→ Problem
Give a verbatim copy of the lines below, minus the pictures.

→ Records for this exercise

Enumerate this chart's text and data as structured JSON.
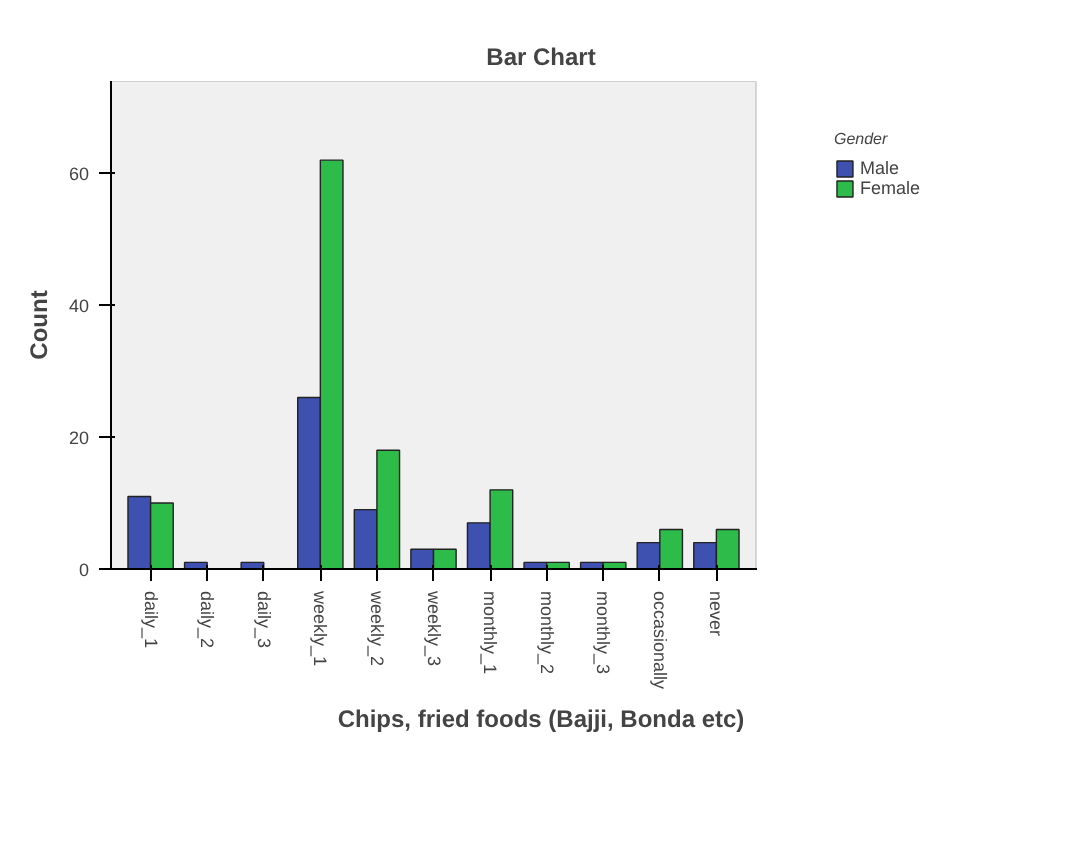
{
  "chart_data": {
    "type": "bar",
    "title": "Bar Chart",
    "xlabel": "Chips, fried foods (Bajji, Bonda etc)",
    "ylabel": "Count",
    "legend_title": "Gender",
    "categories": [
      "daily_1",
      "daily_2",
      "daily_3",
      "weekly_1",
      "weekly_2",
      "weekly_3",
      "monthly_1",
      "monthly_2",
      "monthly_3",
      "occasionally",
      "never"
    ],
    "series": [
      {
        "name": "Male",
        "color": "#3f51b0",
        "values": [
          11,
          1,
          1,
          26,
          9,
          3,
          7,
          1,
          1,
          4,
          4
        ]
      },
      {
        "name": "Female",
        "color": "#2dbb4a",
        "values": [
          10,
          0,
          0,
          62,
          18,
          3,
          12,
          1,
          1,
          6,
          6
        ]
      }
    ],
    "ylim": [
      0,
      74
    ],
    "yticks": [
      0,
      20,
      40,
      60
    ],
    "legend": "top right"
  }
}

→ Task solution
Enumerate this chart's text and data as structured JSON.
{
  "chart_data": {
    "type": "bar",
    "title": "Bar Chart",
    "xlabel": "Chips, fried foods (Bajji, Bonda etc)",
    "ylabel": "Count",
    "legend_title": "Gender",
    "categories": [
      "daily_1",
      "daily_2",
      "daily_3",
      "weekly_1",
      "weekly_2",
      "weekly_3",
      "monthly_1",
      "monthly_2",
      "monthly_3",
      "occasionally",
      "never"
    ],
    "series": [
      {
        "name": "Male",
        "color": "#3f51b0",
        "values": [
          11,
          1,
          1,
          26,
          9,
          3,
          7,
          1,
          1,
          4,
          4
        ]
      },
      {
        "name": "Female",
        "color": "#2dbb4a",
        "values": [
          10,
          0,
          0,
          62,
          18,
          3,
          12,
          1,
          1,
          6,
          6
        ]
      }
    ],
    "ylim": [
      0,
      74
    ],
    "yticks": [
      0,
      20,
      40,
      60
    ],
    "legend": "top right"
  }
}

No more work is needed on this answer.